→ **Your task**
What follows is a listing; give it again exactly, in its entirety.
▼
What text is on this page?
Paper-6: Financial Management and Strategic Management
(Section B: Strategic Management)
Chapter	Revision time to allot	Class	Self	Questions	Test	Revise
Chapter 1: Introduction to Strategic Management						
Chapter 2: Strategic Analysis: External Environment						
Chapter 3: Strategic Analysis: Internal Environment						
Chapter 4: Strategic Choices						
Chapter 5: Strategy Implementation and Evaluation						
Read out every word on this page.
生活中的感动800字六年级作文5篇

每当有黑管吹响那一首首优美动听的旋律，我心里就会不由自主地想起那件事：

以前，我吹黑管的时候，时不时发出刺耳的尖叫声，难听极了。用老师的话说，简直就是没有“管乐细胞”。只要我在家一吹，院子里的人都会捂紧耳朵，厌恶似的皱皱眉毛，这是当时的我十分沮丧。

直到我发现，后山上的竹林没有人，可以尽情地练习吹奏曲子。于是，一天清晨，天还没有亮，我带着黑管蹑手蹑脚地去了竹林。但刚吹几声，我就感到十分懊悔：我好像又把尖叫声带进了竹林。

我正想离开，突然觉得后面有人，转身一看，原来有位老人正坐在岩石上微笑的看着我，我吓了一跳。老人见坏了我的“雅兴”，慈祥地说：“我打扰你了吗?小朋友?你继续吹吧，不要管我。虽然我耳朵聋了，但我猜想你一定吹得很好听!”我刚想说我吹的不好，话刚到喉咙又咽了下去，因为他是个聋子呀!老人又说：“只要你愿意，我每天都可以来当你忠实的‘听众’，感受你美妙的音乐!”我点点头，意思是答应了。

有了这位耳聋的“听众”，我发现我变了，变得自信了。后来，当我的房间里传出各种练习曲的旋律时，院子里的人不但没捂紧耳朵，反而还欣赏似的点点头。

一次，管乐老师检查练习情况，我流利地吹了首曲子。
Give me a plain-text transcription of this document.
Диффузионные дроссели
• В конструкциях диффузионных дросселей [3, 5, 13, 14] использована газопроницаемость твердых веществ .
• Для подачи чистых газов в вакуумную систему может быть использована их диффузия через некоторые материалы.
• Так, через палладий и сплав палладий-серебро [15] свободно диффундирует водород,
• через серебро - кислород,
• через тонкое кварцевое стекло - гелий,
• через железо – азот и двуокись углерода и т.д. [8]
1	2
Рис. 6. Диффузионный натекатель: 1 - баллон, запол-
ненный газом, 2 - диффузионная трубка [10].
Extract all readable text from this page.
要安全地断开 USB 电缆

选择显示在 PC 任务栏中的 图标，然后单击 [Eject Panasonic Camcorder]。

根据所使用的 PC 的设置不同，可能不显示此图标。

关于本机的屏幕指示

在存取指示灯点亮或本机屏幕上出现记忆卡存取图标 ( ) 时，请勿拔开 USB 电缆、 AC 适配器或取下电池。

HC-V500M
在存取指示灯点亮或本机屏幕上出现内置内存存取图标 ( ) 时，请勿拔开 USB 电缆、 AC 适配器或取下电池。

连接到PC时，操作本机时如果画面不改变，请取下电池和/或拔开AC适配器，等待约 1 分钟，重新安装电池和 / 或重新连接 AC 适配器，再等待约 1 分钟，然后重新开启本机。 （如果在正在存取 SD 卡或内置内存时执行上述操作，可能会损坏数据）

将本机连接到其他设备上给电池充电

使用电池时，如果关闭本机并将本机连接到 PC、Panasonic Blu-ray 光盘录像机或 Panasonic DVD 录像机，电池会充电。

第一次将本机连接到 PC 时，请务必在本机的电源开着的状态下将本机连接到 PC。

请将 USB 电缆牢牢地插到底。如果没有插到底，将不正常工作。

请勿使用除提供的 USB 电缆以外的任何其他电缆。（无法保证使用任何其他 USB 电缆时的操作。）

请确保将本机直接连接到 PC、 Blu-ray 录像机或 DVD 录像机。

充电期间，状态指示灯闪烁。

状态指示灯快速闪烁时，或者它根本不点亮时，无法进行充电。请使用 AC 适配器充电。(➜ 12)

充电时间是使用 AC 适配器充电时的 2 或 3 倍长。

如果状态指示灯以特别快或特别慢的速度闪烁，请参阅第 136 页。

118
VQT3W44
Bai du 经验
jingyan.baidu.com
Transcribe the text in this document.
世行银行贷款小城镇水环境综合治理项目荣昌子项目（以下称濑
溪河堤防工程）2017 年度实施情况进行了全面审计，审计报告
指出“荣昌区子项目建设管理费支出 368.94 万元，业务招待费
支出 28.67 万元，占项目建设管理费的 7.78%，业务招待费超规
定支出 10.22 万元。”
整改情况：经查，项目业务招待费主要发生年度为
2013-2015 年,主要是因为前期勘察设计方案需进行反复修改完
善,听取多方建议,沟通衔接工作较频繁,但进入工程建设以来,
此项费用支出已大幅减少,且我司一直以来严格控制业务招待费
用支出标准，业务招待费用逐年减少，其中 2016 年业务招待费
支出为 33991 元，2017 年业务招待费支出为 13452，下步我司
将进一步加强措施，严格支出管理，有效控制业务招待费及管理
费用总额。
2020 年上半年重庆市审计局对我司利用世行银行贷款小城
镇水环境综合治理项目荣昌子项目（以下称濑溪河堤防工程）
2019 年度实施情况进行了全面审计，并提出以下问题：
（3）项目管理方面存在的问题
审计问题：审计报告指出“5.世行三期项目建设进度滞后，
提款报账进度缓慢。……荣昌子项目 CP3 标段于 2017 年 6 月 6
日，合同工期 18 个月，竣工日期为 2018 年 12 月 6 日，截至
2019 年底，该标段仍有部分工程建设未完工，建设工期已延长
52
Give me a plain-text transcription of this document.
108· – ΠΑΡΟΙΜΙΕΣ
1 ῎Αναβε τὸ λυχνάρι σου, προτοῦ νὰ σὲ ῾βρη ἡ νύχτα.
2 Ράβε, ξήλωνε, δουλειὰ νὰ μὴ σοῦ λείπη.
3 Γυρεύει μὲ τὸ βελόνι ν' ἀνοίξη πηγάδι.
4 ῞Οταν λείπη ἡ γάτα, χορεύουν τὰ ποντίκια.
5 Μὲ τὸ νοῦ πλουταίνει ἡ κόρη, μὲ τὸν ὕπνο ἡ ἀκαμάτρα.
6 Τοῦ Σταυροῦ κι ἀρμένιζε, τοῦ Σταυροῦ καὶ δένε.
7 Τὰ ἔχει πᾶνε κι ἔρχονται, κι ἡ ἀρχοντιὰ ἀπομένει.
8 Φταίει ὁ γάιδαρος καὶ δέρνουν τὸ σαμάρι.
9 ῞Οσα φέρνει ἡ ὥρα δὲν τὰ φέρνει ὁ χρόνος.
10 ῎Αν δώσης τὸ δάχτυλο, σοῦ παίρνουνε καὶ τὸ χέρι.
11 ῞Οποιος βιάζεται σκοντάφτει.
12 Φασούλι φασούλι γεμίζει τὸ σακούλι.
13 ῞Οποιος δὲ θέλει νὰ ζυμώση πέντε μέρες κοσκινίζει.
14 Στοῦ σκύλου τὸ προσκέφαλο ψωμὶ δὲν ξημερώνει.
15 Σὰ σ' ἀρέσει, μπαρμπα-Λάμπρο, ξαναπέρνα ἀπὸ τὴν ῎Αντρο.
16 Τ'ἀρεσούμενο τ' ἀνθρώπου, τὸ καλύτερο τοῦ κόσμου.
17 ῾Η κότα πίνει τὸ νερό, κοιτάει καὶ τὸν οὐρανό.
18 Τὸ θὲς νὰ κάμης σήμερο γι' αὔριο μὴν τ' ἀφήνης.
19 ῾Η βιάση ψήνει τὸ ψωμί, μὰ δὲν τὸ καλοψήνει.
▲
→ **Solution to the problem**
What text is on this page?
Paper-6: Financial Management and Strategic Management
(Section B: Strategic Management)
Chapter	Revision time to allot	Class	Self	Questions	Test	Revise
Chapter 1: Introduction to Strategic Management						
Chapter 2: Strategic Analysis: External Environment						
Chapter 3: Strategic Analysis: Internal Environment						
Chapter 4: Strategic Choices						
Chapter 5: Strategy Implementation and Evaluation						
Read out every word on this page.
生活中的感动800字六年级作文5篇

每当有黑管吹响那一首首优美动听的旋律，我心里就会不由自主地想起那件事：

以前，我吹黑管的时候，时不时发出刺耳的尖叫声，难听极了。用老师的话说，简直就是没有“管乐细胞”。只要我在家一吹，院子里的人都会捂紧耳朵，厌恶似的皱皱眉毛，这是当时的我十分沮丧。

直到我发现，后山上的竹林没有人，可以尽情地练习吹奏曲子。于是，一天清晨，天还没有亮，我带着黑管蹑手蹑脚地去了竹林。但刚吹几声，我就感到十分懊悔：我好像又把尖叫声带进了竹林。

我正想离开，突然觉得后面有人，转身一看，原来有位老人正坐在岩石上微笑的看着我，我吓了一跳。老人见坏了我的“雅兴”，慈祥地说：“我打扰你了吗?小朋友?你继续吹吧，不要管我。虽然我耳朵聋了，但我猜想你一定吹得很好听!”我刚想说我吹的不好，话刚到喉咙又咽了下去，因为他是个聋子呀!老人又说：“只要你愿意，我每天都可以来当你忠实的‘听众’，感受你美妙的音乐!”我点点头，意思是答应了。

有了这位耳聋的“听众”，我发现我变了，变得自信了。后来，当我的房间里传出各种练习曲的旋律时，院子里的人不但没捂紧耳朵，反而还欣赏似的点点头。

一次，管乐老师检查练习情况，我流利地吹了首曲子。
Give me a plain-text transcription of this document.
Диффузионные дроссели
• В конструкциях диффузионных дросселей [3, 5, 13, 14] использована газопроницаемость твердых веществ .
• Для подачи чистых газов в вакуумную систему может быть использована их диффузия через некоторые материалы.
• Так, через палладий и сплав палладий-серебро [15] свободно диффундирует водород,
• через серебро - кислород,
• через тонкое кварцевое стекло - гелий,
• через железо – азот и двуокись углерода и т.д. [8]
1	2
Рис. 6. Диффузионный натекатель: 1 - баллон, запол-
ненный газом, 2 - диффузионная трубка [10].
Extract all readable text from this page.
要安全地断开 USB 电缆

选择显示在 PC 任务栏中的 图标，然后单击 [Eject Panasonic Camcorder]。

根据所使用的 PC 的设置不同，可能不显示此图标。

关于本机的屏幕指示

在存取指示灯点亮或本机屏幕上出现记忆卡存取图标 ( ) 时，请勿拔开 USB 电缆、 AC 适配器或取下电池。

HC-V500M
在存取指示灯点亮或本机屏幕上出现内置内存存取图标 ( ) 时，请勿拔开 USB 电缆、 AC 适配器或取下电池。

连接到PC时，操作本机时如果画面不改变，请取下电池和/或拔开AC适配器，等待约 1 分钟，重新安装电池和 / 或重新连接 AC 适配器，再等待约 1 分钟，然后重新开启本机。 （如果在正在存取 SD 卡或内置内存时执行上述操作，可能会损坏数据）

将本机连接到其他设备上给电池充电

使用电池时，如果关闭本机并将本机连接到 PC、Panasonic Blu-ray 光盘录像机或 Panasonic DVD 录像机，电池会充电。

第一次将本机连接到 PC 时，请务必在本机的电源开着的状态下将本机连接到 PC。

请将 USB 电缆牢牢地插到底。如果没有插到底，将不正常工作。

请勿使用除提供的 USB 电缆以外的任何其他电缆。（无法保证使用任何其他 USB 电缆时的操作。）

请确保将本机直接连接到 PC、 Blu-ray 录像机或 DVD 录像机。

充电期间，状态指示灯闪烁。

状态指示灯快速闪烁时，或者它根本不点亮时，无法进行充电。请使用 AC 适配器充电。(➜ 12)

充电时间是使用 AC 适配器充电时的 2 或 3 倍长。

如果状态指示灯以特别快或特别慢的速度闪烁，请参阅第 136 页。

118
VQT3W44
Bai du 经验
jingyan.baidu.com
Transcribe the text in this document.
世行银行贷款小城镇水环境综合治理项目荣昌子项目（以下称濑
溪河堤防工程）2017 年度实施情况进行了全面审计，审计报告
指出“荣昌区子项目建设管理费支出 368.94 万元，业务招待费
支出 28.67 万元，占项目建设管理费的 7.78%，业务招待费超规
定支出 10.22 万元。”
整改情况：经查，项目业务招待费主要发生年度为
2013-2015 年,主要是因为前期勘察设计方案需进行反复修改完
善,听取多方建议,沟通衔接工作较频繁,但进入工程建设以来,
此项费用支出已大幅减少,且我司一直以来严格控制业务招待费
用支出标准，业务招待费用逐年减少，其中 2016 年业务招待费
支出为 33991 元，2017 年业务招待费支出为 13452，下步我司
将进一步加强措施，严格支出管理，有效控制业务招待费及管理
费用总额。
2020 年上半年重庆市审计局对我司利用世行银行贷款小城
镇水环境综合治理项目荣昌子项目（以下称濑溪河堤防工程）
2019 年度实施情况进行了全面审计，并提出以下问题：
（3）项目管理方面存在的问题
审计问题：审计报告指出“5.世行三期项目建设进度滞后，
提款报账进度缓慢。……荣昌子项目 CP3 标段于 2017 年 6 月 6
日，合同工期 18 个月，竣工日期为 2018 年 12 月 6 日，截至
2019 年底，该标段仍有部分工程建设未完工，建设工期已延长
52
Give me a plain-text transcription of this document.
108· – ΠΑΡΟΙΜΙΕΣ
1 ῎Αναβε τὸ λυχνάρι σου, προτοῦ νὰ σὲ ῾βρη ἡ νύχτα.
2 Ράβε, ξήλωνε, δουλειὰ νὰ μὴ σοῦ λείπη.
3 Γυρεύει μὲ τὸ βελόνι ν' ἀνοίξη πηγάδι.
4 ῞Οταν λείπη ἡ γάτα, χορεύουν τὰ ποντίκια.
5 Μὲ τὸ νοῦ πλουταίνει ἡ κόρη, μὲ τὸν ὕπνο ἡ ἀκαμάτρα.
6 Τοῦ Σταυροῦ κι ἀρμένιζε, τοῦ Σταυροῦ καὶ δένε.
7 Τὰ ἔχει πᾶνε κι ἔρχονται, κι ἡ ἀρχοντιὰ ἀπομένει.
8 Φταίει ὁ γάιδαρος καὶ δέρνουν τὸ σαμάρι.
9 ῞Οσα φέρνει ἡ ὥρα δὲν τὰ φέρνει ὁ χρόνος.
10 ῎Αν δώσης τὸ δάχτυλο, σοῦ παίρνουνε καὶ τὸ χέρι.
11 ῞Οποιος βιάζεται σκοντάφτει.
12 Φασούλι φασούλι γεμίζει τὸ σακούλι.
13 ῞Οποιος δὲ θέλει νὰ ζυμώση πέντε μέρες κοσκινίζει.
14 Στοῦ σκύλου τὸ προσκέφαλο ψωμὶ δὲν ξημερώνει.
15 Σὰ σ' ἀρέσει, μπαρμπα-Λάμπρο, ξαναπέρνα ἀπὸ τὴν ῎Αντρο.
16 Τ'ἀρεσούμενο τ' ἀνθρώπου, τὸ καλύτερο τοῦ κόσμου.
17 ῾Η κότα πίνει τὸ νερό, κοιτάει καὶ τὸν οὐρανό.
18 Τὸ θὲς νὰ κάμης σήμερο γι' αὔριο μὴν τ' ἀφήνης.
19 ῾Η βιάση ψήνει τὸ ψωμί, μὰ δὲν τὸ καλοψήνει.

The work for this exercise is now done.